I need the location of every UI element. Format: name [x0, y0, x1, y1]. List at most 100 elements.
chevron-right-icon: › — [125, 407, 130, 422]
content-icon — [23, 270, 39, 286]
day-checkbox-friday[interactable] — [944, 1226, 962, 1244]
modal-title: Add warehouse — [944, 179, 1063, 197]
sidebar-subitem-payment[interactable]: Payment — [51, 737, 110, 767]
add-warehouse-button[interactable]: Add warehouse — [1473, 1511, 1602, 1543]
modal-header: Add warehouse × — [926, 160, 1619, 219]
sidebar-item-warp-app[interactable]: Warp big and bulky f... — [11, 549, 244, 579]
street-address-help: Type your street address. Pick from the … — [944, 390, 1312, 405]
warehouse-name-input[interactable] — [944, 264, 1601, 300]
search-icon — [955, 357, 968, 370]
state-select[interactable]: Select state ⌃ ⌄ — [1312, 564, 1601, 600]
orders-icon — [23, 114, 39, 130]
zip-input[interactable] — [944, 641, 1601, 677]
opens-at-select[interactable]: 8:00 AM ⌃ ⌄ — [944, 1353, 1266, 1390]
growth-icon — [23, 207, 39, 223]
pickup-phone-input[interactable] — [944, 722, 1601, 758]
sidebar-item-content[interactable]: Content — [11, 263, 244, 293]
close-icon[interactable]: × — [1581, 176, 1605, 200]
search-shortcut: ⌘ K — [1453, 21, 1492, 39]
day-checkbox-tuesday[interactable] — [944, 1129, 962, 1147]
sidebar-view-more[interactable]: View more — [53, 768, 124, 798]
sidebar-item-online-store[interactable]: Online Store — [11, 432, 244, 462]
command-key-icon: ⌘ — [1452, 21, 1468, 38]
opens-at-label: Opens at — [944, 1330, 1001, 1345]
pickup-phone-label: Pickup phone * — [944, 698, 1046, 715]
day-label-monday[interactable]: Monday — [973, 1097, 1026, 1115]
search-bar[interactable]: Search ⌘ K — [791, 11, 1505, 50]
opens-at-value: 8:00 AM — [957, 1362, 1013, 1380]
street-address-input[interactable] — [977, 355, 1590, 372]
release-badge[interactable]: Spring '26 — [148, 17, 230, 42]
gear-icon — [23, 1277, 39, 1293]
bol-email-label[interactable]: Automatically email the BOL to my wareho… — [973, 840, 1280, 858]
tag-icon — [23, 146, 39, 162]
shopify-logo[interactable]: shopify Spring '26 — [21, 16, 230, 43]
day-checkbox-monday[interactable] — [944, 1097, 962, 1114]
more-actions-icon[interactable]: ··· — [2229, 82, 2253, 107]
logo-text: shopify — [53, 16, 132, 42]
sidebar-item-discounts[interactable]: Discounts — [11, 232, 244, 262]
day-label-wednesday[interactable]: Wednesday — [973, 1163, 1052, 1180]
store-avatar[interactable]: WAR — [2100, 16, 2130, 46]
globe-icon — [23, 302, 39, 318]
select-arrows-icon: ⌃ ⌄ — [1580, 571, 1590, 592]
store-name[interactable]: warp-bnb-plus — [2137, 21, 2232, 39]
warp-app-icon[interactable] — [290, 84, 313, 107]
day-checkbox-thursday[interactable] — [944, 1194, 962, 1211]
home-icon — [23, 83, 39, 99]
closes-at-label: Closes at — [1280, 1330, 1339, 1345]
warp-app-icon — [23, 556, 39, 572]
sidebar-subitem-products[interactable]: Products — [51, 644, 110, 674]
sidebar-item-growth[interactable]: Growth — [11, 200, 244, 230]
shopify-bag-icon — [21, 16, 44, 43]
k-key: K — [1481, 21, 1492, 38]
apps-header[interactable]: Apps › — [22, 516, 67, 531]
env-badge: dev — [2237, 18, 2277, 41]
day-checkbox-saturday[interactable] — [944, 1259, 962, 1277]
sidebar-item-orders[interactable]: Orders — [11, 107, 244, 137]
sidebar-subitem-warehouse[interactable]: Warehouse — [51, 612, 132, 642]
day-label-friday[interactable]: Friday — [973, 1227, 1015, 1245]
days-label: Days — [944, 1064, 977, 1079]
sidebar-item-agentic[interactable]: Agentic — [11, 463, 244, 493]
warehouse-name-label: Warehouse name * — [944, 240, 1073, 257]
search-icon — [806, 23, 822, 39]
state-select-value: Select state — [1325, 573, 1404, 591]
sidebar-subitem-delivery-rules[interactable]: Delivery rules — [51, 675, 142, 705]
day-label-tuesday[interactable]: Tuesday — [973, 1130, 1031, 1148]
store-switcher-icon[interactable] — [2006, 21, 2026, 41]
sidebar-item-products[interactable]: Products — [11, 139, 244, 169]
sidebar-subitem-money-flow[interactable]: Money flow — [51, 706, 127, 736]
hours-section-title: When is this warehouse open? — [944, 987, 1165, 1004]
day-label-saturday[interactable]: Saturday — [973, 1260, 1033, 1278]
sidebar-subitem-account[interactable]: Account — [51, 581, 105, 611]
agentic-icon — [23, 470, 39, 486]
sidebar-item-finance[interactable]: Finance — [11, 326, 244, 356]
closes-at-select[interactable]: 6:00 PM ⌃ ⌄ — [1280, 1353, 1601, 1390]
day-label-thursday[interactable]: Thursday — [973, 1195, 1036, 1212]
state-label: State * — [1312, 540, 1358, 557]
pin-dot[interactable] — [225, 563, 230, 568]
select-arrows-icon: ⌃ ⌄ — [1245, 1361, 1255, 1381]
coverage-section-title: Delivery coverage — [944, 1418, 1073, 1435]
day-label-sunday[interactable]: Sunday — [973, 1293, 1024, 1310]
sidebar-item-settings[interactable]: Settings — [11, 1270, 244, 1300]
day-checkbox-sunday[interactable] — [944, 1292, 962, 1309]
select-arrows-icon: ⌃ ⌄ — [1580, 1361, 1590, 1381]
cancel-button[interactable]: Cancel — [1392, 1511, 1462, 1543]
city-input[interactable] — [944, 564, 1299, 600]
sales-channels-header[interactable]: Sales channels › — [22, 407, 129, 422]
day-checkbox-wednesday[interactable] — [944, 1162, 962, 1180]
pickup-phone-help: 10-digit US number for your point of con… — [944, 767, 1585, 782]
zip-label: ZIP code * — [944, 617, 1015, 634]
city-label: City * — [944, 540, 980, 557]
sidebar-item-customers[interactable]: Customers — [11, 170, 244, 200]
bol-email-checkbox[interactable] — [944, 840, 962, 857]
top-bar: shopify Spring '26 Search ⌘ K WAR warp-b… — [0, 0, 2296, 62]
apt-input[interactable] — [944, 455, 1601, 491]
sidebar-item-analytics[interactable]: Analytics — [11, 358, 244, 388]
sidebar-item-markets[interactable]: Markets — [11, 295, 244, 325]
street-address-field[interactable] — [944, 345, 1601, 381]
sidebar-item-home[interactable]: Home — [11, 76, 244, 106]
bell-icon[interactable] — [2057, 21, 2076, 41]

————

• _The task_: Retype all of the records above line for line, with nothing changed or left out.

• _Full solution_:
I need the location of every UI element. Format: name [x0, y0, x1, y1]. List at most 100 elements.
chevron-right-icon: › — [125, 407, 130, 422]
content-icon — [23, 270, 39, 286]
day-checkbox-friday[interactable] — [944, 1226, 962, 1244]
modal-title: Add warehouse — [944, 179, 1063, 197]
sidebar-subitem-payment[interactable]: Payment — [51, 737, 110, 767]
add-warehouse-button[interactable]: Add warehouse — [1473, 1511, 1602, 1543]
modal-header: Add warehouse × — [926, 160, 1619, 219]
sidebar-item-warp-app[interactable]: Warp big and bulky f... — [11, 549, 244, 579]
street-address-help: Type your street address. Pick from the … — [944, 390, 1312, 405]
warehouse-name-input[interactable] — [944, 264, 1601, 300]
search-icon — [955, 357, 968, 370]
state-select[interactable]: Select state ⌃ ⌄ — [1312, 564, 1601, 600]
orders-icon — [23, 114, 39, 130]
zip-input[interactable] — [944, 641, 1601, 677]
opens-at-select[interactable]: 8:00 AM ⌃ ⌄ — [944, 1353, 1266, 1390]
growth-icon — [23, 207, 39, 223]
pickup-phone-input[interactable] — [944, 722, 1601, 758]
sidebar-item-content[interactable]: Content — [11, 263, 244, 293]
close-icon[interactable]: × — [1581, 176, 1605, 200]
search-shortcut: ⌘ K — [1453, 21, 1492, 39]
day-checkbox-tuesday[interactable] — [944, 1129, 962, 1147]
sidebar-view-more[interactable]: View more — [53, 768, 124, 798]
sidebar-item-online-store[interactable]: Online Store — [11, 432, 244, 462]
command-key-icon: ⌘ — [1452, 21, 1468, 38]
opens-at-label: Opens at — [944, 1330, 1001, 1345]
pickup-phone-label: Pickup phone * — [944, 698, 1046, 715]
day-label-monday[interactable]: Monday — [973, 1097, 1026, 1115]
search-bar[interactable]: Search ⌘ K — [791, 11, 1505, 50]
opens-at-value: 8:00 AM — [957, 1362, 1013, 1380]
street-address-input[interactable] — [977, 355, 1590, 372]
release-badge[interactable]: Spring '26 — [148, 17, 230, 42]
gear-icon — [23, 1277, 39, 1293]
bol-email-label[interactable]: Automatically email the BOL to my wareho… — [973, 840, 1280, 858]
tag-icon — [23, 146, 39, 162]
shopify-logo[interactable]: shopify Spring '26 — [21, 16, 230, 43]
day-checkbox-monday[interactable] — [944, 1097, 962, 1114]
more-actions-icon[interactable]: ··· — [2229, 82, 2253, 107]
logo-text: shopify — [53, 16, 132, 42]
sidebar-item-discounts[interactable]: Discounts — [11, 232, 244, 262]
day-label-wednesday[interactable]: Wednesday — [973, 1163, 1052, 1180]
store-avatar[interactable]: WAR — [2100, 16, 2130, 46]
globe-icon — [23, 302, 39, 318]
select-arrows-icon: ⌃ ⌄ — [1580, 571, 1590, 592]
store-name[interactable]: warp-bnb-plus — [2137, 21, 2232, 39]
warp-app-icon[interactable] — [290, 84, 313, 107]
day-checkbox-thursday[interactable] — [944, 1194, 962, 1211]
home-icon — [23, 83, 39, 99]
closes-at-label: Closes at — [1280, 1330, 1339, 1345]
warp-app-icon — [23, 556, 39, 572]
sidebar-subitem-products[interactable]: Products — [51, 644, 110, 674]
sidebar-item-growth[interactable]: Growth — [11, 200, 244, 230]
shopify-bag-icon — [21, 16, 44, 43]
k-key: K — [1481, 21, 1492, 38]
apps-header[interactable]: Apps › — [22, 516, 67, 531]
env-badge: dev — [2237, 18, 2277, 41]
day-checkbox-saturday[interactable] — [944, 1259, 962, 1277]
sidebar-item-orders[interactable]: Orders — [11, 107, 244, 137]
sidebar-subitem-warehouse[interactable]: Warehouse — [51, 612, 132, 642]
day-label-friday[interactable]: Friday — [973, 1227, 1015, 1245]
days-label: Days — [944, 1064, 977, 1079]
sidebar-item-agentic[interactable]: Agentic — [11, 463, 244, 493]
warehouse-name-label: Warehouse name * — [944, 240, 1073, 257]
search-icon — [806, 23, 822, 39]
state-select-value: Select state — [1325, 573, 1404, 591]
sidebar-subitem-delivery-rules[interactable]: Delivery rules — [51, 675, 142, 705]
day-label-tuesday[interactable]: Tuesday — [973, 1130, 1031, 1148]
store-switcher-icon[interactable] — [2006, 21, 2026, 41]
sidebar-item-products[interactable]: Products — [11, 139, 244, 169]
sidebar-subitem-money-flow[interactable]: Money flow — [51, 706, 127, 736]
hours-section-title: When is this warehouse open? — [944, 987, 1165, 1004]
day-label-saturday[interactable]: Saturday — [973, 1260, 1033, 1278]
sidebar-subitem-account[interactable]: Account — [51, 581, 105, 611]
agentic-icon — [23, 470, 39, 486]
sidebar-item-finance[interactable]: Finance — [11, 326, 244, 356]
closes-at-select[interactable]: 6:00 PM ⌃ ⌄ — [1280, 1353, 1601, 1390]
day-label-thursday[interactable]: Thursday — [973, 1195, 1036, 1212]
state-label: State * — [1312, 540, 1358, 557]
pin-dot[interactable] — [225, 563, 230, 568]
select-arrows-icon: ⌃ ⌄ — [1245, 1361, 1255, 1381]
coverage-section-title: Delivery coverage — [944, 1418, 1073, 1435]
day-label-sunday[interactable]: Sunday — [973, 1293, 1024, 1310]
sidebar-item-settings[interactable]: Settings — [11, 1270, 244, 1300]
day-checkbox-sunday[interactable] — [944, 1292, 962, 1309]
select-arrows-icon: ⌃ ⌄ — [1580, 1361, 1590, 1381]
cancel-button[interactable]: Cancel — [1392, 1511, 1462, 1543]
city-input[interactable] — [944, 564, 1299, 600]
sales-channels-header[interactable]: Sales channels › — [22, 407, 129, 422]
day-checkbox-wednesday[interactable] — [944, 1162, 962, 1180]
pickup-phone-help: 10-digit US number for your point of con… — [944, 767, 1585, 782]
zip-label: ZIP code * — [944, 617, 1015, 634]
city-label: City * — [944, 540, 980, 557]
sidebar-item-customers[interactable]: Customers — [11, 170, 244, 200]
bol-email-checkbox[interactable] — [944, 840, 962, 857]
top-bar: shopify Spring '26 Search ⌘ K WAR warp-b… — [0, 0, 2296, 62]
apt-input[interactable] — [944, 455, 1601, 491]
sidebar-item-analytics[interactable]: Analytics — [11, 358, 244, 388]
sidebar-item-markets[interactable]: Markets — [11, 295, 244, 325]
street-address-field[interactable] — [944, 345, 1601, 381]
sidebar-item-home[interactable]: Home — [11, 76, 244, 106]
bell-icon[interactable] — [2057, 21, 2076, 41]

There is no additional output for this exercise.